─── Material for this exercise ───

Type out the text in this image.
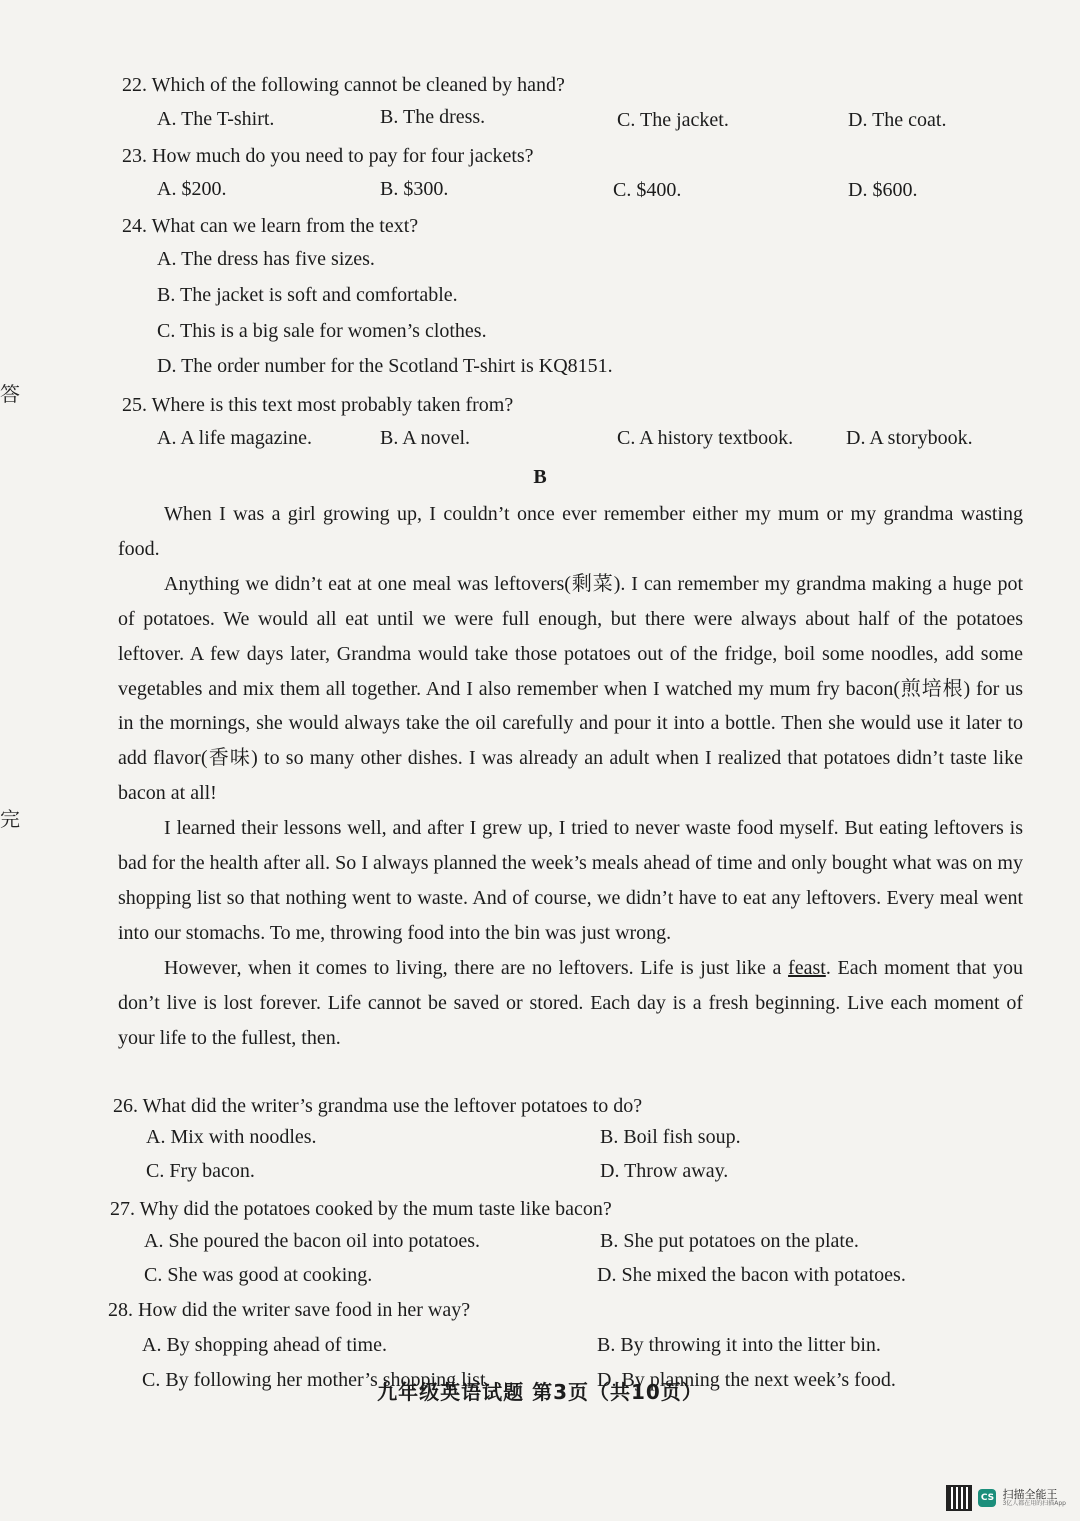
答
完
22. Which of the following cannot be cleaned by hand?
A. The T-shirt.	B. The dress.	C. The jacket.	D. The coat.
23. How much do you need to pay for four jackets?
A. $200.	B. $300.	C. $400.	D. $600.
24. What can we learn from the text?
A. The dress has five sizes.
B. The jacket is soft and comfortable.
C. This is a big sale for women’s clothes.
D. The order number for the Scotland T-shirt is KQ8151.
25. Where is this text most probably taken from?
A. A life magazine.	B. A novel.	C. A history textbook.	D. A storybook.
B

When I was a girl growing up, I couldn’t once ever remember either my mum or my grandma wasting food.

Anything we didn’t eat at one meal was leftovers(剩菜). I can remember my grandma making a huge pot of potatoes. We would all eat until we were full enough, but there were always about half of the potatoes leftover. A few days later, Grandma would take those potatoes out of the fridge, boil some noodles, add some vegetables and mix them all together. And I also remember when I watched my mum fry bacon(煎培根) for us in the mornings, she would always take the oil carefully and pour it into a bottle. Then she would use it later to add flavor(香味) to so many other dishes. I was already an adult when I realized that potatoes didn’t taste like bacon at all!

I learned their lessons well, and after I grew up, I tried to never waste food myself. But eating leftovers is bad for the health after all. So I always planned the week’s meals ahead of time and only bought what was on my shopping list so that nothing went to waste. And of course, we didn’t have to eat any leftovers. Every meal went into our stomachs. To me, throwing food into the bin was just wrong.

However, when it comes to living, there are no leftovers. Life is just like a feast. Each moment that you don’t live is lost forever. Life cannot be saved or stored. Each day is a fresh beginning. Live each moment of your life to the fullest, then.

26. What did the writer’s grandma use the leftover potatoes to do?
A. Mix with noodles.	B. Boil fish soup.
C. Fry bacon.	D. Throw away.
27. Why did the potatoes cooked by the mum taste like bacon?
A. She poured the bacon oil into potatoes.	B. She put potatoes on the plate.
C. She was good at cooking.	D. She mixed the bacon with potatoes.
28. How did the writer save food in her way?
A. By shopping ahead of time.	B. By throwing it into the litter bin.
C. By following her mother’s shopping list.	D. By planning the next week’s food.
九年级英语试题 第3页（共10页）
CS 扫描全能王
3亿人都在用的扫描App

───

**Task instructions**: Copy every entry exactly as written. Pictures are excluded.

**Result of the task**:
Type out the text in this image.
答
完
22. Which of the following cannot be cleaned by hand?
A. The T-shirt.	B. The dress.	C. The jacket.	D. The coat.
23. How much do you need to pay for four jackets?
A. $200.	B. $300.	C. $400.	D. $600.
24. What can we learn from the text?
A. The dress has five sizes.
B. The jacket is soft and comfortable.
C. This is a big sale for women’s clothes.
D. The order number for the Scotland T-shirt is KQ8151.
25. Where is this text most probably taken from?
A. A life magazine.	B. A novel.	C. A history textbook.	D. A storybook.
B

When I was a girl growing up, I couldn’t once ever remember either my mum or my grandma wasting food.

Anything we didn’t eat at one meal was leftovers(剩菜). I can remember my grandma making a huge pot of potatoes. We would all eat until we were full enough, but there were always about half of the potatoes leftover. A few days later, Grandma would take those potatoes out of the fridge, boil some noodles, add some vegetables and mix them all together. And I also remember when I watched my mum fry bacon(煎培根) for us in the mornings, she would always take the oil carefully and pour it into a bottle. Then she would use it later to add flavor(香味) to so many other dishes. I was already an adult when I realized that potatoes didn’t taste like bacon at all!

I learned their lessons well, and after I grew up, I tried to never waste food myself. But eating leftovers is bad for the health after all. So I always planned the week’s meals ahead of time and only bought what was on my shopping list so that nothing went to waste. And of course, we didn’t have to eat any leftovers. Every meal went into our stomachs. To me, throwing food into the bin was just wrong.

However, when it comes to living, there are no leftovers. Life is just like a feast. Each moment that you don’t live is lost forever. Life cannot be saved or stored. Each day is a fresh beginning. Live each moment of your life to the fullest, then.

26. What did the writer’s grandma use the leftover potatoes to do?
A. Mix with noodles.	B. Boil fish soup.
C. Fry bacon.	D. Throw away.
27. Why did the potatoes cooked by the mum taste like bacon?
A. She poured the bacon oil into potatoes.	B. She put potatoes on the plate.
C. She was good at cooking.	D. She mixed the bacon with potatoes.
28. How did the writer save food in her way?
A. By shopping ahead of time.	B. By throwing it into the litter bin.
C. By following her mother’s shopping list.	D. By planning the next week’s food.
九年级英语试题 第3页（共10页）
CS 扫描全能王
3亿人都在用的扫描App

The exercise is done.